◆ **TEXTE PRÉSENTÉ**
# # # # #

John Demos est historien spécialiste de histoire sociale des États-Unis et plus spécialement des premiers migrants, il a enseigné à Yale. Dans son introduction il reconnaît avoir longtemps, dans ses études, ignoré les peuples autochtones. Il veut ici combler un manque en se tournant vers l’ethnohistoire tout en cédant à l’envie d’une histoire narrative. En reprenant les écrits qui relatent la vie d’Eunice Willams, fille de pasteur puritain du village de Deerfield, au nord de Boston, victime des guerres anglo-française qui en 1704 se retrouve à quatre ans captive des Mohawks. C’est une occasion de découvrir l’histoire d’une famille de Nouvelle Angleterre au XVIIIe siècle.
Les débuts
Un premier chapitre plante le décor des missions puritaines installées pour aider et civiliser les Indiens1. On y voit les contacts par le commerce des fourrures, l’avancée des colons canadiens et aussi des missions jésuites. L’auteur évoque les guerres indiennes et le climat de violence des années 1670-1680 et l’irruption dans ce monde de la guerre franco-anglaise avec l’offensive des troupes canadiennes et leurs alliés les « Indiens des Français » . Il présente la famille Willams, véritable héroïne de cet ouvrage : le pasteur, ses enfants et leur place éminente dans la société de Deerfield, dans l’actuel Maine.

# # # # #

◆ **CONSIGNE**
D'après le texte sur l'ouvrage de John Demos, à quel âge la fille du pasteur puritain de Deerfield se retrouve-t-elle captive des Mohawks ?

(Éléments stockés)
# # # # #

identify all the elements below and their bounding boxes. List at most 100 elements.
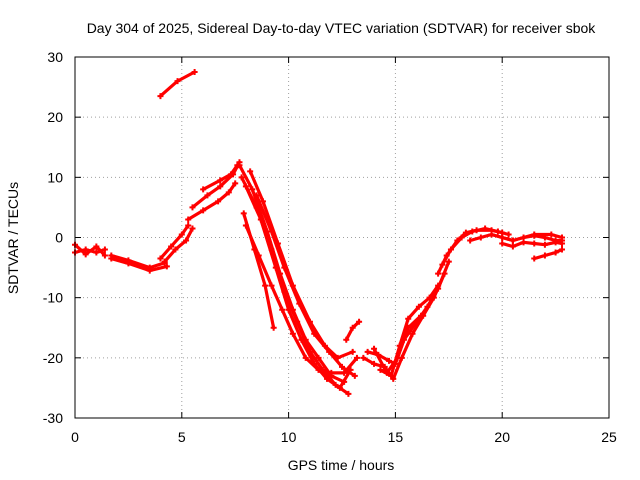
- data-point-marker: [469, 228, 476, 235]
- data-point-marker: [232, 180, 239, 187]
- data-point-marker: [262, 282, 269, 289]
- data-point-marker: [552, 249, 559, 256]
- data-point-marker: [178, 231, 185, 238]
- data-point-marker: [161, 258, 168, 265]
- data-point-marker: [270, 324, 277, 331]
- y-tick-label: 10: [47, 169, 63, 185]
- data-point-marker: [146, 267, 153, 274]
- data-point-marker: [488, 231, 495, 238]
- series-trace-t8: [186, 181, 237, 221]
- data-point-marker: [435, 270, 442, 277]
- data-point-marker: [189, 225, 196, 232]
- chart-title: Day 304 of 2025, Sidereal Day-to-day VTE…: [87, 20, 597, 36]
- data-point-marker: [326, 348, 333, 355]
- data-point-marker: [499, 234, 506, 241]
- data-point-marker: [253, 192, 260, 199]
- data-point-marker: [215, 198, 222, 205]
- data-point-marker: [204, 192, 211, 199]
- x-axis-label: GPS time / hours: [288, 457, 395, 473]
- y-tick-label: 0: [55, 230, 63, 246]
- y-tick-label: 20: [47, 109, 63, 125]
- data-point-marker: [236, 162, 243, 169]
- data-point-marker: [163, 263, 170, 270]
- data-point-marker: [405, 324, 412, 331]
- data-point-marker: [353, 354, 360, 361]
- data-point-marker: [339, 363, 345, 370]
- y-tick-label: -20: [43, 350, 63, 366]
- data-point-marker: [341, 369, 348, 376]
- data-point-marker: [494, 228, 501, 235]
- data-point-marker: [394, 354, 401, 361]
- series-trace-t15: [244, 223, 359, 375]
- data-point-marker: [385, 357, 392, 364]
- x-tick-label: 15: [388, 429, 404, 445]
- data-point-marker: [458, 234, 465, 241]
- data-point-marker: [225, 189, 232, 196]
- data-point-marker: [349, 348, 356, 355]
- data-point-marker: [279, 306, 286, 313]
- x-tick-label: 5: [178, 429, 186, 445]
- data-point-marker: [364, 348, 371, 355]
- data-point-marker: [559, 246, 566, 253]
- data-point-marker: [371, 345, 378, 352]
- data-point-marker: [324, 375, 331, 382]
- data-point-marker: [467, 237, 474, 244]
- data-point-marker: [426, 294, 433, 301]
- x-tick-label: 25: [601, 429, 617, 445]
- data-point-marker: [520, 239, 527, 246]
- series-trace-t2: [73, 243, 107, 258]
- data-point-marker: [268, 282, 275, 289]
- data-point-marker: [217, 177, 224, 184]
- y-tick-label: -10: [43, 290, 63, 306]
- plot-frame: [74, 56, 610, 419]
- data-point-marker: [272, 264, 279, 271]
- data-point-marker: [360, 354, 367, 361]
- data-point-marker: [336, 384, 343, 391]
- data-point-marker: [343, 336, 350, 343]
- data-point-marker: [185, 216, 192, 223]
- data-point-marker: [315, 366, 322, 373]
- data-point-marker: [242, 183, 249, 190]
- data-point-marker: [435, 282, 442, 289]
- data-point-marker: [531, 240, 538, 247]
- x-tick-label: 0: [71, 429, 79, 445]
- series-trace-t29: [511, 232, 564, 243]
- series-trace-t16: [255, 193, 357, 378]
- data-point-marker: [247, 168, 254, 175]
- data-point-marker: [259, 198, 266, 205]
- data-point-marker: [439, 261, 446, 268]
- data-point-marker: [191, 69, 198, 76]
- data-point-marker: [409, 330, 416, 337]
- data-point-marker: [345, 390, 352, 397]
- data-point-marker: [356, 318, 363, 325]
- data-point-marker: [200, 207, 207, 214]
- data-point-marker: [509, 243, 516, 250]
- data-point-marker: [388, 372, 395, 379]
- data-point-marker: [477, 234, 484, 241]
- data-point-marker: [257, 216, 264, 223]
- series-trace-t17: [242, 211, 276, 330]
- data-point-marker: [531, 255, 538, 262]
- data-point-marker: [315, 354, 322, 361]
- data-point-marker: [249, 186, 256, 193]
- data-point-marker: [505, 231, 512, 238]
- data-point-marker: [240, 210, 247, 217]
- data-point-marker: [311, 330, 318, 337]
- data-point-marker: [185, 222, 192, 229]
- series-trace-t4: [109, 257, 169, 273]
- series-trace-t5: [158, 223, 190, 261]
- data-point-marker: [415, 303, 422, 310]
- data-point-marker: [82, 251, 89, 258]
- data-point-marker: [482, 225, 489, 232]
- data-point-marker: [302, 354, 309, 361]
- data-point-marker: [377, 366, 384, 373]
- data-point-marker: [108, 255, 115, 262]
- data-point-marker: [418, 312, 425, 319]
- data-point-marker: [390, 375, 397, 382]
- data-point-marker: [189, 204, 196, 211]
- series-trace-t3: [109, 253, 167, 270]
- data-point-marker: [541, 252, 548, 259]
- data-point-marker: [383, 369, 390, 376]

# # # # #

◆ **RÉPONSE ATTENDUE**
Elle a quatre ans, en 1704.